(Stored items)
/---
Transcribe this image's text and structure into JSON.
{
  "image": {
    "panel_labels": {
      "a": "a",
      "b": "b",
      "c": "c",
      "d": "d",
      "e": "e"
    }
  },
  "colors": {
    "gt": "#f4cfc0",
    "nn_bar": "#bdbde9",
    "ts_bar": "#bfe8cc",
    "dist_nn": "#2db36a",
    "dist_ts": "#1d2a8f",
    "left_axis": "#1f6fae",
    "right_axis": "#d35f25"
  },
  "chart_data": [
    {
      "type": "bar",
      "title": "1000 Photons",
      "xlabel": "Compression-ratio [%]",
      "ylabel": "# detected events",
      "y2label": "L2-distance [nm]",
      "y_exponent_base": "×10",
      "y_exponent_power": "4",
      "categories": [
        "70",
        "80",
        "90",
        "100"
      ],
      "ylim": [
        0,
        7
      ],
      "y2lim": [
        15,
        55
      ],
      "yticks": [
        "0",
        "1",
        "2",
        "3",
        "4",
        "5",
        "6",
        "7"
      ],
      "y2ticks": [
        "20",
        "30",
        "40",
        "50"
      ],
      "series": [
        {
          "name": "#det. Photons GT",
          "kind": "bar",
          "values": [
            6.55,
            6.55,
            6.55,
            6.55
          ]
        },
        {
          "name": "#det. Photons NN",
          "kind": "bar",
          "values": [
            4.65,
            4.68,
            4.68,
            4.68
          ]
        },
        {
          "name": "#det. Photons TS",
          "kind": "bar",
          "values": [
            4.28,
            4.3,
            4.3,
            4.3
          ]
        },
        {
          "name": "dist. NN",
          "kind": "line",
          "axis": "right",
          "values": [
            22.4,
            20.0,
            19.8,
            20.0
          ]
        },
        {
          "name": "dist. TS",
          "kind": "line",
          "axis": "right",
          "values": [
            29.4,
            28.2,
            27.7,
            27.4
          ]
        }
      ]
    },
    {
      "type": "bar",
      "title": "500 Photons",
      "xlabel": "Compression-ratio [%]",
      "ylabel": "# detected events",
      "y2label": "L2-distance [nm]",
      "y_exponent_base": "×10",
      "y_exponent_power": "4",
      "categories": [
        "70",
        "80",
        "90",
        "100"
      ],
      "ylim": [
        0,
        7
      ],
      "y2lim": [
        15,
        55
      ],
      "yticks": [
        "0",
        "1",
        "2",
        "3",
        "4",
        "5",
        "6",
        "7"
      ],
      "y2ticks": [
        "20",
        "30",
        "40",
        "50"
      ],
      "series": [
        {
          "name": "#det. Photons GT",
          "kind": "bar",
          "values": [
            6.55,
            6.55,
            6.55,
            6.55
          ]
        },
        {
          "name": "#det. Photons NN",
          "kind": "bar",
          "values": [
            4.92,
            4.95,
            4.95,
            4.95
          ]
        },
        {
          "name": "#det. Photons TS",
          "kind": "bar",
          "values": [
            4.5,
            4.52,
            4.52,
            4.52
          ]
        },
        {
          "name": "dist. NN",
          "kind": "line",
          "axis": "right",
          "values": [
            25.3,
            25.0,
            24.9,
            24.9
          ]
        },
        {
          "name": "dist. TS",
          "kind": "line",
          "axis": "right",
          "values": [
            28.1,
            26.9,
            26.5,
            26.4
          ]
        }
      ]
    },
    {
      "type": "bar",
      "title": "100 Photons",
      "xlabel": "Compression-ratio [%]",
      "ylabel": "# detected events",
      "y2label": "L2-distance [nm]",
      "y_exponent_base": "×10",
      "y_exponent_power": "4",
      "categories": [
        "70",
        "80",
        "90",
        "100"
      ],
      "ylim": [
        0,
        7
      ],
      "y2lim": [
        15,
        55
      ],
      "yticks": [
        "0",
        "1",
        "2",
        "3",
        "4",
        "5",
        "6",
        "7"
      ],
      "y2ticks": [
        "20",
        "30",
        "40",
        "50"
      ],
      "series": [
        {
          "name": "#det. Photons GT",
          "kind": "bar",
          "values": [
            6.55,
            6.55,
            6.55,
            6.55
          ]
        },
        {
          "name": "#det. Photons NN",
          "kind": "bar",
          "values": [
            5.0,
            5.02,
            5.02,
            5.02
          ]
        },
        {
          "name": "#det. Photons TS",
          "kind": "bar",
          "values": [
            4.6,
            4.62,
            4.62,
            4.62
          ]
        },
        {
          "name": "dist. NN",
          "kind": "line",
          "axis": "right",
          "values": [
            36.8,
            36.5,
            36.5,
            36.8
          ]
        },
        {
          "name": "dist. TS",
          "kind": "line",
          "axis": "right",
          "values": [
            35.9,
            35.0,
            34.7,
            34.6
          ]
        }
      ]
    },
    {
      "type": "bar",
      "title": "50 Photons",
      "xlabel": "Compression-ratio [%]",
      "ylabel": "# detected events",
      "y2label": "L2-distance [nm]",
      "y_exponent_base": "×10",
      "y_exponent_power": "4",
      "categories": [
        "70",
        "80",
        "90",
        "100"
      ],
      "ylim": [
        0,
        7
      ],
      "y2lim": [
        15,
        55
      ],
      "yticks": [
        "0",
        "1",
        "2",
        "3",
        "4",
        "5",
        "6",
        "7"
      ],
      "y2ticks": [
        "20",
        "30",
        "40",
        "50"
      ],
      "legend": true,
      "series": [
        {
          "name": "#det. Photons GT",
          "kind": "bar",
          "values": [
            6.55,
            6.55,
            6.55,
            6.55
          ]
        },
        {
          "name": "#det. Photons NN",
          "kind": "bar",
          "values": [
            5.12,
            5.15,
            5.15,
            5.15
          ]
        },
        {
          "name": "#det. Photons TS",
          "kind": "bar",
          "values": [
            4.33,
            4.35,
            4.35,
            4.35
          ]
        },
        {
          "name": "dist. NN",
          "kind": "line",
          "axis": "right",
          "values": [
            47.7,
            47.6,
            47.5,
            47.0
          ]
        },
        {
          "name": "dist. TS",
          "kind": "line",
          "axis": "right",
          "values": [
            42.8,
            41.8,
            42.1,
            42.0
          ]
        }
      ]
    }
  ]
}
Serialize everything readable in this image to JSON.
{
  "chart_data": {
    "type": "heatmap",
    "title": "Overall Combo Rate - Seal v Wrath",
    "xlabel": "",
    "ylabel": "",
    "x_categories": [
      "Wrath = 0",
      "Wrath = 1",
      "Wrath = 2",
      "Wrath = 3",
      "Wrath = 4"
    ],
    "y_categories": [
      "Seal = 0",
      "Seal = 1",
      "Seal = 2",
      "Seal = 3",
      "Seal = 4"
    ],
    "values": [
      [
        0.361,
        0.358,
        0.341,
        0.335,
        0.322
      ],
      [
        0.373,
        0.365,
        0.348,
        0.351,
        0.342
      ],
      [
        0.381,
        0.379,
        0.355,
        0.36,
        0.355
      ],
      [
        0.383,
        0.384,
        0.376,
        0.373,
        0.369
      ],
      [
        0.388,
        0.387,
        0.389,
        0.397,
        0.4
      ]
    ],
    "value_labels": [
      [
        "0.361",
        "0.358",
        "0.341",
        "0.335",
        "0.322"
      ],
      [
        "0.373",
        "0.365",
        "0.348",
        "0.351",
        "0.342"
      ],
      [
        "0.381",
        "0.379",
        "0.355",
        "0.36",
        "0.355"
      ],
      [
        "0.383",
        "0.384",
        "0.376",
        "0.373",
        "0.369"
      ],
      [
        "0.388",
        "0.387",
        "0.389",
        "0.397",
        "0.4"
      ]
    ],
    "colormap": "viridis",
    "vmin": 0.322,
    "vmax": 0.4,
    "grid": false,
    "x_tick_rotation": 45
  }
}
\---
Retype every record above exactly as written.

Transcribe this image's text and structure into JSON.
{
  "image": {
    "panel_labels": {
      "a": "a",
      "b": "b",
      "c": "c",
      "d": "d",
      "e": "e"
    }
  },
  "colors": {
    "gt": "#f4cfc0",
    "nn_bar": "#bdbde9",
    "ts_bar": "#bfe8cc",
    "dist_nn": "#2db36a",
    "dist_ts": "#1d2a8f",
    "left_axis": "#1f6fae",
    "right_axis": "#d35f25"
  },
  "chart_data": [
    {
      "type": "bar",
      "title": "1000 Photons",
      "xlabel": "Compression-ratio [%]",
      "ylabel": "# detected events",
      "y2label": "L2-distance [nm]",
      "y_exponent_base": "×10",
      "y_exponent_power": "4",
      "categories": [
        "70",
        "80",
        "90",
        "100"
      ],
      "ylim": [
        0,
        7
      ],
      "y2lim": [
        15,
        55
      ],
      "yticks": [
        "0",
        "1",
        "2",
        "3",
        "4",
        "5",
        "6",
        "7"
      ],
      "y2ticks": [
        "20",
        "30",
        "40",
        "50"
      ],
      "series": [
        {
          "name": "#det. Photons GT",
          "kind": "bar",
          "values": [
            6.55,
            6.55,
            6.55,
            6.55
          ]
        },
        {
          "name": "#det. Photons NN",
          "kind": "bar",
          "values": [
            4.65,
            4.68,
            4.68,
            4.68
          ]
        },
        {
          "name": "#det. Photons TS",
          "kind": "bar",
          "values": [
            4.28,
            4.3,
            4.3,
            4.3
          ]
        },
        {
          "name": "dist. NN",
          "kind": "line",
          "axis": "right",
          "values": [
            22.4,
            20.0,
            19.8,
            20.0
          ]
        },
        {
          "name": "dist. TS",
          "kind": "line",
          "axis": "right",
          "values": [
            29.4,
            28.2,
            27.7,
            27.4
          ]
        }
      ]
    },
    {
      "type": "bar",
      "title": "500 Photons",
      "xlabel": "Compression-ratio [%]",
      "ylabel": "# detected events",
      "y2label": "L2-distance [nm]",
      "y_exponent_base": "×10",
      "y_exponent_power": "4",
      "categories": [
        "70",
        "80",
        "90",
        "100"
      ],
      "ylim": [
        0,
        7
      ],
      "y2lim": [
        15,
        55
      ],
      "yticks": [
        "0",
        "1",
        "2",
        "3",
        "4",
        "5",
        "6",
        "7"
      ],
      "y2ticks": [
        "20",
        "30",
        "40",
        "50"
      ],
      "series": [
        {
          "name": "#det. Photons GT",
          "kind": "bar",
          "values": [
            6.55,
            6.55,
            6.55,
            6.55
          ]
        },
        {
          "name": "#det. Photons NN",
          "kind": "bar",
          "values": [
            4.92,
            4.95,
            4.95,
            4.95
          ]
        },
        {
          "name": "#det. Photons TS",
          "kind": "bar",
          "values": [
            4.5,
            4.52,
            4.52,
            4.52
          ]
        },
        {
          "name": "dist. NN",
          "kind": "line",
          "axis": "right",
          "values": [
            25.3,
            25.0,
            24.9,
            24.9
          ]
        },
        {
          "name": "dist. TS",
          "kind": "line",
          "axis": "right",
          "values": [
            28.1,
            26.9,
            26.5,
            26.4
          ]
        }
      ]
    },
    {
      "type": "bar",
      "title": "100 Photons",
      "xlabel": "Compression-ratio [%]",
      "ylabel": "# detected events",
      "y2label": "L2-distance [nm]",
      "y_exponent_base": "×10",
      "y_exponent_power": "4",
      "categories": [
        "70",
        "80",
        "90",
        "100"
      ],
      "ylim": [
        0,
        7
      ],
      "y2lim": [
        15,
        55
      ],
      "yticks": [
        "0",
        "1",
        "2",
        "3",
        "4",
        "5",
        "6",
        "7"
      ],
      "y2ticks": [
        "20",
        "30",
        "40",
        "50"
      ],
      "series": [
        {
          "name": "#det. Photons GT",
          "kind": "bar",
          "values": [
            6.55,
            6.55,
            6.55,
            6.55
          ]
        },
        {
          "name": "#det. Photons NN",
          "kind": "bar",
          "values": [
            5.0,
            5.02,
            5.02,
            5.02
          ]
        },
        {
          "name": "#det. Photons TS",
          "kind": "bar",
          "values": [
            4.6,
            4.62,
            4.62,
            4.62
          ]
        },
        {
          "name": "dist. NN",
          "kind": "line",
          "axis": "right",
          "values": [
            36.8,
            36.5,
            36.5,
            36.8
          ]
        },
        {
          "name": "dist. TS",
          "kind": "line",
          "axis": "right",
          "values": [
            35.9,
            35.0,
            34.7,
            34.6
          ]
        }
      ]
    },
    {
      "type": "bar",
      "title": "50 Photons",
      "xlabel": "Compression-ratio [%]",
      "ylabel": "# detected events",
      "y2label": "L2-distance [nm]",
      "y_exponent_base": "×10",
      "y_exponent_power": "4",
      "categories": [
        "70",
        "80",
        "90",
        "100"
      ],
      "ylim": [
        0,
        7
      ],
      "y2lim": [
        15,
        55
      ],
      "yticks": [
        "0",
        "1",
        "2",
        "3",
        "4",
        "5",
        "6",
        "7"
      ],
      "y2ticks": [
        "20",
        "30",
        "40",
        "50"
      ],
      "legend": true,
      "series": [
        {
          "name": "#det. Photons GT",
          "kind": "bar",
          "values": [
            6.55,
            6.55,
            6.55,
            6.55
          ]
        },
        {
          "name": "#det. Photons NN",
          "kind": "bar",
          "values": [
            5.12,
            5.15,
            5.15,
            5.15
          ]
        },
        {
          "name": "#det. Photons TS",
          "kind": "bar",
          "values": [
            4.33,
            4.35,
            4.35,
            4.35
          ]
        },
        {
          "name": "dist. NN",
          "kind": "line",
          "axis": "right",
          "values": [
            47.7,
            47.6,
            47.5,
            47.0
          ]
        },
        {
          "name": "dist. TS",
          "kind": "line",
          "axis": "right",
          "values": [
            42.8,
            41.8,
            42.1,
            42.0
          ]
        }
      ]
    }
  ]
}
Serialize everything readable in this image to JSON.
{
  "chart_data": {
    "type": "heatmap",
    "title": "Overall Combo Rate - Seal v Wrath",
    "xlabel": "",
    "ylabel": "",
    "x_categories": [
      "Wrath = 0",
      "Wrath = 1",
      "Wrath = 2",
      "Wrath = 3",
      "Wrath = 4"
    ],
    "y_categories": [
      "Seal = 0",
      "Seal = 1",
      "Seal = 2",
      "Seal = 3",
      "Seal = 4"
    ],
    "values": [
      [
        0.361,
        0.358,
        0.341,
        0.335,
        0.322
      ],
      [
        0.373,
        0.365,
        0.348,
        0.351,
        0.342
      ],
      [
        0.381,
        0.379,
        0.355,
        0.36,
        0.355
      ],
      [
        0.383,
        0.384,
        0.376,
        0.373,
        0.369
      ],
      [
        0.388,
        0.387,
        0.389,
        0.397,
        0.4
      ]
    ],
    "value_labels": [
      [
        "0.361",
        "0.358",
        "0.341",
        "0.335",
        "0.322"
      ],
      [
        "0.373",
        "0.365",
        "0.348",
        "0.351",
        "0.342"
      ],
      [
        "0.381",
        "0.379",
        "0.355",
        "0.36",
        "0.355"
      ],
      [
        "0.383",
        "0.384",
        "0.376",
        "0.373",
        "0.369"
      ],
      [
        "0.388",
        "0.387",
        "0.389",
        "0.397",
        "0.4"
      ]
    ],
    "colormap": "viridis",
    "vmin": 0.322,
    "vmax": 0.4,
    "grid": false,
    "x_tick_rotation": 45
  }
}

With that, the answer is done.